● STORED RECORDS:
=-=-=-=-=

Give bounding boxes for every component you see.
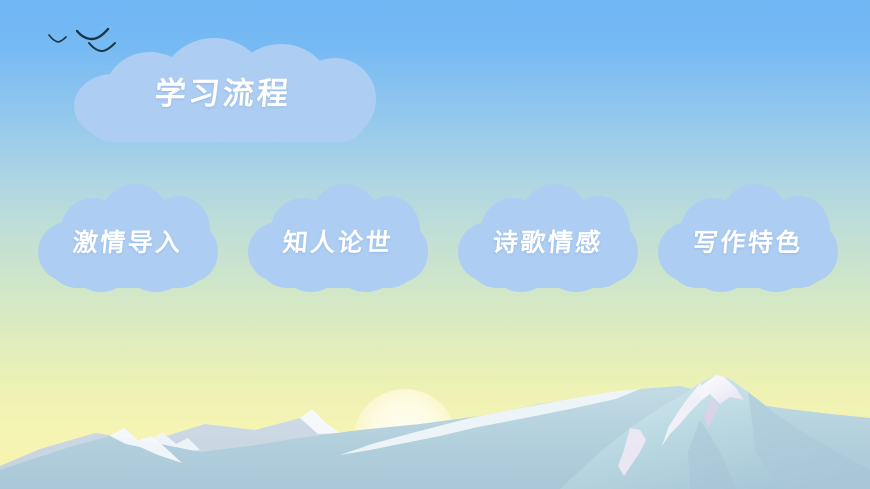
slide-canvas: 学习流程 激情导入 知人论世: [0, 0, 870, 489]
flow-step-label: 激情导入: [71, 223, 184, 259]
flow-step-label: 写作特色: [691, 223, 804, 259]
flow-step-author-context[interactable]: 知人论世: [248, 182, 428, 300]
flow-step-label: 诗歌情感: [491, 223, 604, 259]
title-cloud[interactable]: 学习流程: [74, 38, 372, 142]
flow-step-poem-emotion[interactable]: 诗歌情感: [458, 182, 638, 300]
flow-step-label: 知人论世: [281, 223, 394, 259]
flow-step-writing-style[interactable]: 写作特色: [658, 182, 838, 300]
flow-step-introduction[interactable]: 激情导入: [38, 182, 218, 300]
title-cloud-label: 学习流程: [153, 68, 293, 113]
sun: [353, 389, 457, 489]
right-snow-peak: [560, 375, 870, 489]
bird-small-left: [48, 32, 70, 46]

=-=-=-=-=

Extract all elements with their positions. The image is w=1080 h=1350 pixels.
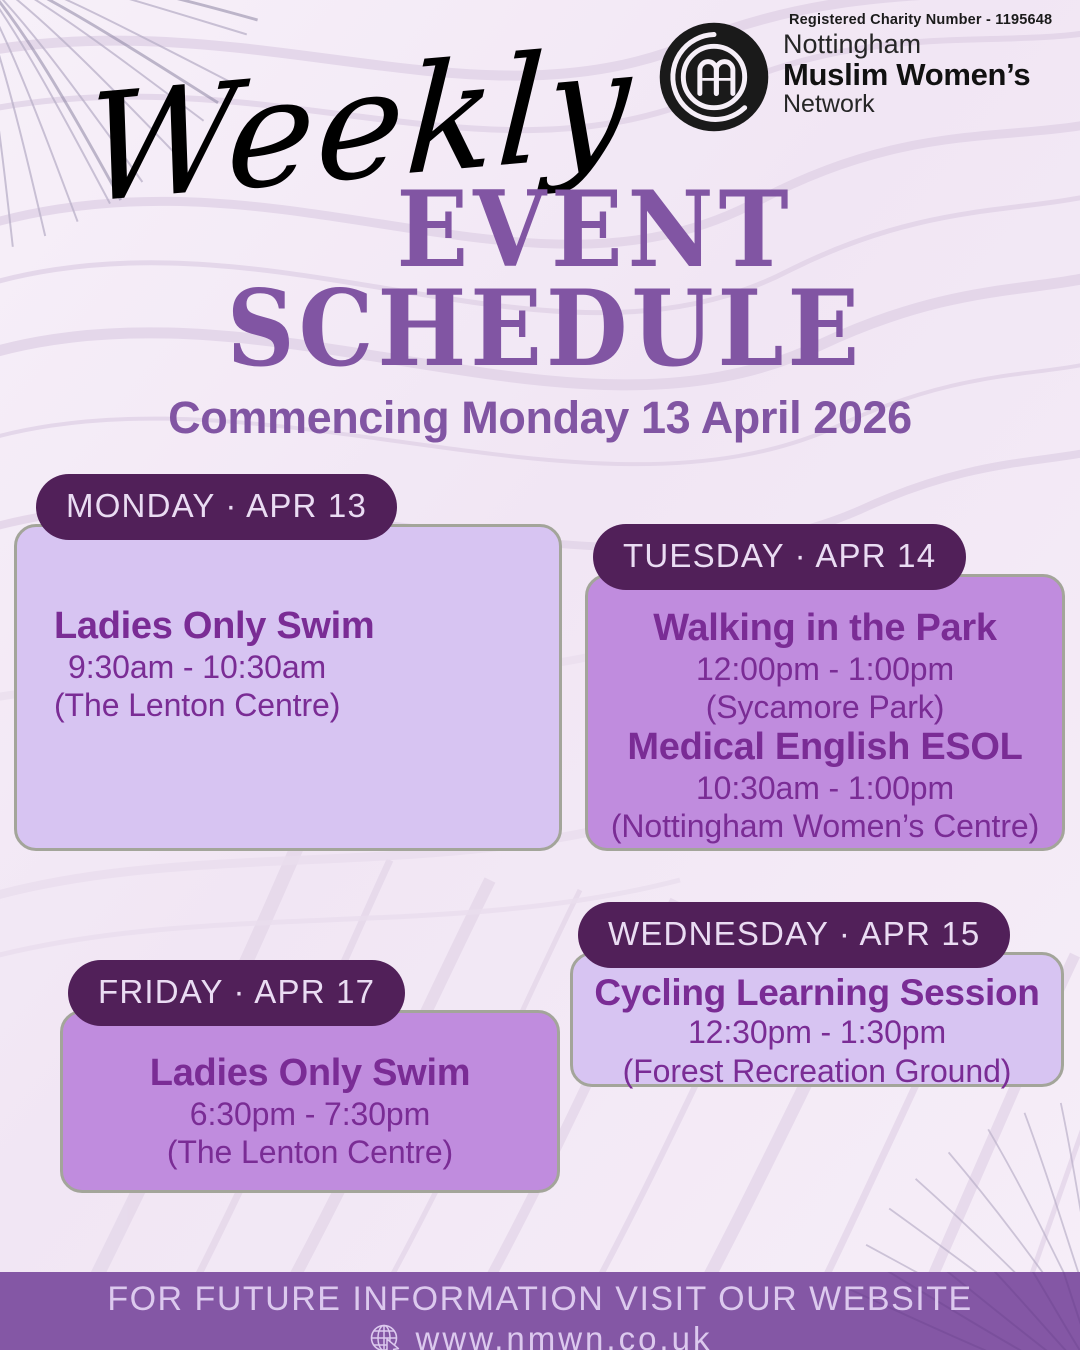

=-=-=-=-=

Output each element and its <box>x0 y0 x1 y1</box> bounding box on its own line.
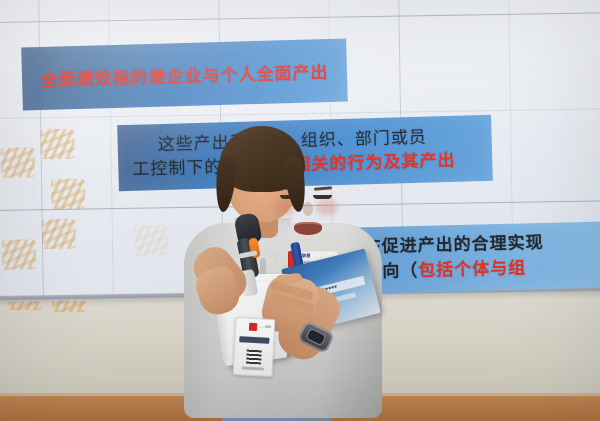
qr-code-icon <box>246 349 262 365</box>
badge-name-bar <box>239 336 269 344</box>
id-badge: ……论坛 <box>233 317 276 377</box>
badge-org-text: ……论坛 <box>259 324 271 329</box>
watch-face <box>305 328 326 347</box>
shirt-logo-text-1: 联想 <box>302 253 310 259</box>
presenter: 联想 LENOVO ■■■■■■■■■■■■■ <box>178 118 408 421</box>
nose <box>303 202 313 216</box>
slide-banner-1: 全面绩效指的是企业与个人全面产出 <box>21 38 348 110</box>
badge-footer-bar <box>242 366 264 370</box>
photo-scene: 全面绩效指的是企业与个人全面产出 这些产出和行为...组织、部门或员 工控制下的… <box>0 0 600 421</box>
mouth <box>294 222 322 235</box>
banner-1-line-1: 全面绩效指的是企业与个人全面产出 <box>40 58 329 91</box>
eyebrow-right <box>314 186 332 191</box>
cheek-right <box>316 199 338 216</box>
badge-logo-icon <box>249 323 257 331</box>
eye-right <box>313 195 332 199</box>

=-=-=-=-=

Give the data starting at the line containing "Give bounding boxes" and ending at the line containing "title-cloud[interactable]: 学习流程: [74, 38, 372, 142]" as a two-column CSV with the headers input and output, one row per input and its output, each in a single quoted field with line breaks replaced by spaces. Leave the pictures out.

input,output
"Give bounding boxes for every component you see.","slide-canvas: 学习流程 激情导入 知人论世: [0, 0, 870, 489] flow-step-label: 激情导入: [71, 223, 184, 259] flow-step-label: 写作特色: [691, 223, 804, 259] flow-step-author-context[interactable]: 知人论世: [248, 182, 428, 300] flow-step-label: 诗歌情感: [491, 223, 604, 259] title-cloud[interactable]: 学习流程: [74, 38, 372, 142]"